--- Set exercise ---
Make an exact copy of the lines below.

·····

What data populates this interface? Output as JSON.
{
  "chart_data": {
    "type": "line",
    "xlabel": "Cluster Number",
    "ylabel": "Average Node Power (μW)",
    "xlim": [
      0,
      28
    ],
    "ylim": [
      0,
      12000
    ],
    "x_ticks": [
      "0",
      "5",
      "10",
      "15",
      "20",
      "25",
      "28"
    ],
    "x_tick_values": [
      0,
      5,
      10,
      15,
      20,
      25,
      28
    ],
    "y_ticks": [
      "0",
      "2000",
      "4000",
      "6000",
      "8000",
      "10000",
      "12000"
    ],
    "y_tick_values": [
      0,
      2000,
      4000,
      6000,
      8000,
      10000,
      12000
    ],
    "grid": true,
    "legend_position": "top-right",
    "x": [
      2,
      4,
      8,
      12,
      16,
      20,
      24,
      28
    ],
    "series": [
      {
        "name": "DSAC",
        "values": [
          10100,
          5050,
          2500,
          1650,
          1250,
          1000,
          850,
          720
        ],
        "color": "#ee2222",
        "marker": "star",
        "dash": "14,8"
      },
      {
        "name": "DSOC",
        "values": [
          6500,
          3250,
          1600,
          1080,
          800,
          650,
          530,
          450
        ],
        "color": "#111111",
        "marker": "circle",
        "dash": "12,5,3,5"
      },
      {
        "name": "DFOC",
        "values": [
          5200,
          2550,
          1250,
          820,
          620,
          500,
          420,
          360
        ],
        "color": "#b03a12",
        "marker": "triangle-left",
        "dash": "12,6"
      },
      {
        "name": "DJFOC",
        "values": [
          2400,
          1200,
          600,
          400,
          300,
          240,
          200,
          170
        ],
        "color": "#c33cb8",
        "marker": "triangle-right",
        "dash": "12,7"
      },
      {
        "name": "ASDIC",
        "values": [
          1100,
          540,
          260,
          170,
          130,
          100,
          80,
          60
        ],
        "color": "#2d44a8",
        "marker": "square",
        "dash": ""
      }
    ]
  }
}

·····

--- Task response ---
What data populates this interface? Output as JSON.
{
  "chart_data": {
    "type": "line",
    "xlabel": "Cluster Number",
    "ylabel": "Average Node Power (μW)",
    "xlim": [
      0,
      28
    ],
    "ylim": [
      0,
      12000
    ],
    "x_ticks": [
      "0",
      "5",
      "10",
      "15",
      "20",
      "25",
      "28"
    ],
    "x_tick_values": [
      0,
      5,
      10,
      15,
      20,
      25,
      28
    ],
    "y_ticks": [
      "0",
      "2000",
      "4000",
      "6000",
      "8000",
      "10000",
      "12000"
    ],
    "y_tick_values": [
      0,
      2000,
      4000,
      6000,
      8000,
      10000,
      12000
    ],
    "grid": true,
    "legend_position": "top-right",
    "x": [
      2,
      4,
      8,
      12,
      16,
      20,
      24,
      28
    ],
    "series": [
      {
        "name": "DSAC",
        "values": [
          10100,
          5050,
          2500,
          1650,
          1250,
          1000,
          850,
          720
        ],
        "color": "#ee2222",
        "marker": "star",
        "dash": "14,8"
      },
      {
        "name": "DSOC",
        "values": [
          6500,
          3250,
          1600,
          1080,
          800,
          650,
          530,
          450
        ],
        "color": "#111111",
        "marker": "circle",
        "dash": "12,5,3,5"
      },
      {
        "name": "DFOC",
        "values": [
          5200,
          2550,
          1250,
          820,
          620,
          500,
          420,
          360
        ],
        "color": "#b03a12",
        "marker": "triangle-left",
        "dash": "12,6"
      },
      {
        "name": "DJFOC",
        "values": [
          2400,
          1200,
          600,
          400,
          300,
          240,
          200,
          170
        ],
        "color": "#c33cb8",
        "marker": "triangle-right",
        "dash": "12,7"
      },
      {
        "name": "ASDIC",
        "values": [
          1100,
          540,
          260,
          170,
          130,
          100,
          80,
          60
        ],
        "color": "#2d44a8",
        "marker": "square",
        "dash": ""
      }
    ]
  }
}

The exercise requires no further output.